Given problem:
Take the line that contains "Give me the" as the first line and the final line of the records as the last; return exactly those lines and the lines between.

Records provided:
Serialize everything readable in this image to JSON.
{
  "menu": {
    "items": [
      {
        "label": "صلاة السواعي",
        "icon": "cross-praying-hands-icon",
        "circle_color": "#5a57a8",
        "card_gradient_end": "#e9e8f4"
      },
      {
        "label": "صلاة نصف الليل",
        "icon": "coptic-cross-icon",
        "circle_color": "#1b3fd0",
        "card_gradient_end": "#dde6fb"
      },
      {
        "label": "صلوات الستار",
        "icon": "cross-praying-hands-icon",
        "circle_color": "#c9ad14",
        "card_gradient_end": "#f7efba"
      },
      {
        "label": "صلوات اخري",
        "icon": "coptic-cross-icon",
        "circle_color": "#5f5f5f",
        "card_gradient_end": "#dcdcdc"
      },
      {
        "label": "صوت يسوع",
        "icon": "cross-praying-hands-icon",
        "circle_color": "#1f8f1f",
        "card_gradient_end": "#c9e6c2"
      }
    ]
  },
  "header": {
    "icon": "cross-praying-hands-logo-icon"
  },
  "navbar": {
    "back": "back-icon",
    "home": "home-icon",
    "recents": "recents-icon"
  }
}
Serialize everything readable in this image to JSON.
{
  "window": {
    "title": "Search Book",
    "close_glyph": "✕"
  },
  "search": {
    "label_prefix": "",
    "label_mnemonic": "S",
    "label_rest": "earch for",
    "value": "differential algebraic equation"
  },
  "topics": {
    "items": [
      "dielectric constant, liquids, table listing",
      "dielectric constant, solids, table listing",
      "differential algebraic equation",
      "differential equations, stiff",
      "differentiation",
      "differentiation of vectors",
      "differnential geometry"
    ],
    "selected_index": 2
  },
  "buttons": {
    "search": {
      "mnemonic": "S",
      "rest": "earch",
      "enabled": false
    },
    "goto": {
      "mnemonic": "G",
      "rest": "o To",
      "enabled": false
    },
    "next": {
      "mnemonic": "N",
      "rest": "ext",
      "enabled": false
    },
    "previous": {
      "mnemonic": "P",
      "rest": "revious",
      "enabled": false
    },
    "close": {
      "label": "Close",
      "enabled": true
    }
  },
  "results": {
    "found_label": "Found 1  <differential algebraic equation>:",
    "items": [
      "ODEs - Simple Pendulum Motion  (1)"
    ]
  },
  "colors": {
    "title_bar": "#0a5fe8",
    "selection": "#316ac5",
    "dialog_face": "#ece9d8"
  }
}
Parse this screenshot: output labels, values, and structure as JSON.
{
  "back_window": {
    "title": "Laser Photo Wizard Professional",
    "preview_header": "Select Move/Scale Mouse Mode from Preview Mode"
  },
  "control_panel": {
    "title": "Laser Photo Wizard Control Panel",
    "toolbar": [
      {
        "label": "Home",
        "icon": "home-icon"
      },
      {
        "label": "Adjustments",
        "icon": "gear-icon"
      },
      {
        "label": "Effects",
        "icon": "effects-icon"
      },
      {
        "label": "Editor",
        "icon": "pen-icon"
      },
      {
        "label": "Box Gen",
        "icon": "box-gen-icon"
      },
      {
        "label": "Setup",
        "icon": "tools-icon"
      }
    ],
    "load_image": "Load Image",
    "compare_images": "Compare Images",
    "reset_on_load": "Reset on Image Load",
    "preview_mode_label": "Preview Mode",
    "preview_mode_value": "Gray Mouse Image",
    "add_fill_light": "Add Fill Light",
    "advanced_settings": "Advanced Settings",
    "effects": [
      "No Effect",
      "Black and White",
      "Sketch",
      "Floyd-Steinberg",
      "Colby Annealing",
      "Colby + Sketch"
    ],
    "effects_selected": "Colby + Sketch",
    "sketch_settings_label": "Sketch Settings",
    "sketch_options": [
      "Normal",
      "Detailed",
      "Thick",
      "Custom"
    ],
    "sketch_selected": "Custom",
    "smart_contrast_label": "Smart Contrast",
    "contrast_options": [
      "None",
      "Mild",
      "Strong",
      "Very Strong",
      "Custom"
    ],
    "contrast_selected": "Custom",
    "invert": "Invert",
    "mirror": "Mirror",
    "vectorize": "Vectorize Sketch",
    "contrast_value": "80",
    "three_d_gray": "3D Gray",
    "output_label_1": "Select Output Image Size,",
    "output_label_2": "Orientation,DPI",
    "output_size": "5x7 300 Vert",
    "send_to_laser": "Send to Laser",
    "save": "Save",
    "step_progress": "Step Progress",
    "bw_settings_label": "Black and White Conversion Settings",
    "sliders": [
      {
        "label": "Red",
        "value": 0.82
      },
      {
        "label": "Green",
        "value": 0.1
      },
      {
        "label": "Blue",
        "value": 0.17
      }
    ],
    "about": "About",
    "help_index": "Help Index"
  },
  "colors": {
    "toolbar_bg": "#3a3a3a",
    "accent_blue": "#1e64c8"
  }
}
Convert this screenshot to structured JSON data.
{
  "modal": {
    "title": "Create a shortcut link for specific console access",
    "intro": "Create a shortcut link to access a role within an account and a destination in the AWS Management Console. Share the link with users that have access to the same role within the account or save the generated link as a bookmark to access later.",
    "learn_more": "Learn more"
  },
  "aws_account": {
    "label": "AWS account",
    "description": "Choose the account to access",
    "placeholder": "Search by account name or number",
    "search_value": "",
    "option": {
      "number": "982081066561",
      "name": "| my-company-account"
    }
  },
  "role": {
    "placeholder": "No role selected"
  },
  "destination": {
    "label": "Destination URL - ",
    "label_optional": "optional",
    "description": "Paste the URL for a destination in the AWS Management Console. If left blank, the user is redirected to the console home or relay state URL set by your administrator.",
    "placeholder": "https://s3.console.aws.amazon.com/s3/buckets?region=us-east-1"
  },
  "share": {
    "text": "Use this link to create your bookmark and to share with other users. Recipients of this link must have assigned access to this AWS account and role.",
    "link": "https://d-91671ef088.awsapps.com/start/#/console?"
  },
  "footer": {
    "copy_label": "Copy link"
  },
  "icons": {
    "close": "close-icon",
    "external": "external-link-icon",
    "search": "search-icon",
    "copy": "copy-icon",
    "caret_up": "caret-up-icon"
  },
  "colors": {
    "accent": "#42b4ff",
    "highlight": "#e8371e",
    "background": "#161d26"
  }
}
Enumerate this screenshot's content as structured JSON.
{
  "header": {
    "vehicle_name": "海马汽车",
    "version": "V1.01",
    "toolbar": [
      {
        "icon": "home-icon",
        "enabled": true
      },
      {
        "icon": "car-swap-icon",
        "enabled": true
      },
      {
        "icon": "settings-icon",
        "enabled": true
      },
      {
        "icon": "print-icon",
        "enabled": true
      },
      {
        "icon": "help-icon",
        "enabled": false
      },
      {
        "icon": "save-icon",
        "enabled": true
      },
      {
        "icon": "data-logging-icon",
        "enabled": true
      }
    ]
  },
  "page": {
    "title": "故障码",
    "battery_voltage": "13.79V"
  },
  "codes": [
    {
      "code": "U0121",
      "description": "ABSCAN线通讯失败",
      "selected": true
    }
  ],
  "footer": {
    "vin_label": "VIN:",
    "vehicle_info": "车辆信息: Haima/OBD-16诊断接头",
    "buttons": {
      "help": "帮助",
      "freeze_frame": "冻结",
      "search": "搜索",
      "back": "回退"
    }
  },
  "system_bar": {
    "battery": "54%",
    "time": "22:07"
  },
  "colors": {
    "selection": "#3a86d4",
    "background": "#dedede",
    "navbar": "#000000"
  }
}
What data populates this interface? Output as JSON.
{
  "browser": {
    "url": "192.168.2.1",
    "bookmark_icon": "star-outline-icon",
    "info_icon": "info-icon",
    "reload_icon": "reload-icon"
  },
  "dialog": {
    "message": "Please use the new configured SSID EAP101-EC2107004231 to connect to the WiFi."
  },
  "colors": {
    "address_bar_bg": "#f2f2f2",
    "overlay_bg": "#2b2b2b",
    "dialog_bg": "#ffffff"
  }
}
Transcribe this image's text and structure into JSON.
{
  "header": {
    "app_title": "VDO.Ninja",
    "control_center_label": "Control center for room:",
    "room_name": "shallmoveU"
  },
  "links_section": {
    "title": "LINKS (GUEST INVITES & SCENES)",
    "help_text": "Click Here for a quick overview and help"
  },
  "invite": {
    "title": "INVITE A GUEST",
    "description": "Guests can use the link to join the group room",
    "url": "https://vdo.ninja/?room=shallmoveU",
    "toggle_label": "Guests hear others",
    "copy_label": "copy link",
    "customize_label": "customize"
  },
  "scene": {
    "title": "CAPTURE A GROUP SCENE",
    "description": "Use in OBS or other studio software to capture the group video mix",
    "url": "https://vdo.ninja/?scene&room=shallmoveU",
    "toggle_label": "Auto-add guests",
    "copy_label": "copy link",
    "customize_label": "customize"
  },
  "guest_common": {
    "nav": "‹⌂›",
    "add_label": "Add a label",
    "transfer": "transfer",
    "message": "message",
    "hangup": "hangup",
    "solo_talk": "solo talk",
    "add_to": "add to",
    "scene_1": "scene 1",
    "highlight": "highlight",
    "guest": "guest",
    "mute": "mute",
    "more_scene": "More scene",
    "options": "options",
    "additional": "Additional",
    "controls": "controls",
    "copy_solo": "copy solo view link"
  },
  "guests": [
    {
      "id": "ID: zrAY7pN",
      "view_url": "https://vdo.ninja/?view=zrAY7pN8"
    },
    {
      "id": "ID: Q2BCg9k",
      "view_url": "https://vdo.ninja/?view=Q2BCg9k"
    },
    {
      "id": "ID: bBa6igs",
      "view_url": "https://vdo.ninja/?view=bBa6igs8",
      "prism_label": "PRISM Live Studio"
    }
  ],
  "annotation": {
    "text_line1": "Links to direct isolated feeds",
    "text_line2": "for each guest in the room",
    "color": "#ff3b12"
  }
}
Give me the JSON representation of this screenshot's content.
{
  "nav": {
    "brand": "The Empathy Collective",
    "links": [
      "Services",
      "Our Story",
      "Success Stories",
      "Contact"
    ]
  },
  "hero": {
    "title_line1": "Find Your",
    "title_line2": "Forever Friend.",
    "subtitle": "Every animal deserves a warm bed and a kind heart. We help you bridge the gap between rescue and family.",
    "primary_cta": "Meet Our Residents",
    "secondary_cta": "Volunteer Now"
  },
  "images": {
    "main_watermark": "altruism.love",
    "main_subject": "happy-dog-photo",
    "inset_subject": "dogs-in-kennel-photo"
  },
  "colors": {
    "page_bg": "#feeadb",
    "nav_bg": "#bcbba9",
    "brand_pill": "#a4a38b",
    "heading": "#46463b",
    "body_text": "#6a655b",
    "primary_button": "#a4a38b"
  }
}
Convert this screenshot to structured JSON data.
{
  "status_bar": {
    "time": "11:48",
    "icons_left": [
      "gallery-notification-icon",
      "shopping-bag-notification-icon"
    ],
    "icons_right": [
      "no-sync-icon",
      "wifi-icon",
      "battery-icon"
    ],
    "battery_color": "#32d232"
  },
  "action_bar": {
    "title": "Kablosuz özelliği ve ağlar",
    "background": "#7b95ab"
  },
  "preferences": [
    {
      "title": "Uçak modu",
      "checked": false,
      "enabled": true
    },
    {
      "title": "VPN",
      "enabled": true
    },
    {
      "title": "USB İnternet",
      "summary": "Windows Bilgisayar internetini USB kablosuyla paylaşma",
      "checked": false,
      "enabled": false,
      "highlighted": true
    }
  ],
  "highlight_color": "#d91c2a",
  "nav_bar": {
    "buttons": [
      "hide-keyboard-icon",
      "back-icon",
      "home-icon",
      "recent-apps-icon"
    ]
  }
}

Answer to this exercise:
Give me the JSON representation of this screenshot's content.
{
  "nav": {
    "brand": "The Empathy Collective",
    "links": [
      "Services",
      "Our Story",
      "Success Stories",
      "Contact"
    ]
  },
  "hero": {
    "title_line1": "Find Your",
    "title_line2": "Forever Friend.",
    "subtitle": "Every animal deserves a warm bed and a kind heart. We help you bridge the gap between rescue and family.",
    "primary_cta": "Meet Our Residents",
    "secondary_cta": "Volunteer Now"
  },
  "images": {
    "main_watermark": "altruism.love",
    "main_subject": "happy-dog-photo",
    "inset_subject": "dogs-in-kennel-photo"
  },
  "colors": {
    "page_bg": "#feeadb",
    "nav_bg": "#bcbba9",
    "brand_pill": "#a4a38b",
    "heading": "#46463b",
    "body_text": "#6a655b",
    "primary_button": "#a4a38b"
  }
}
Convert this screenshot to structured JSON data.
{
  "status_bar": {
    "time": "11:48",
    "icons_left": [
      "gallery-notification-icon",
      "shopping-bag-notification-icon"
    ],
    "icons_right": [
      "no-sync-icon",
      "wifi-icon",
      "battery-icon"
    ],
    "battery_color": "#32d232"
  },
  "action_bar": {
    "title": "Kablosuz özelliği ve ağlar",
    "background": "#7b95ab"
  },
  "preferences": [
    {
      "title": "Uçak modu",
      "checked": false,
      "enabled": true
    },
    {
      "title": "VPN",
      "enabled": true
    },
    {
      "title": "USB İnternet",
      "summary": "Windows Bilgisayar internetini USB kablosuyla paylaşma",
      "checked": false,
      "enabled": false,
      "highlighted": true
    }
  ],
  "highlight_color": "#d91c2a",
  "nav_bar": {
    "buttons": [
      "hide-keyboard-icon",
      "back-icon",
      "home-icon",
      "recent-apps-icon"
    ]
  }
}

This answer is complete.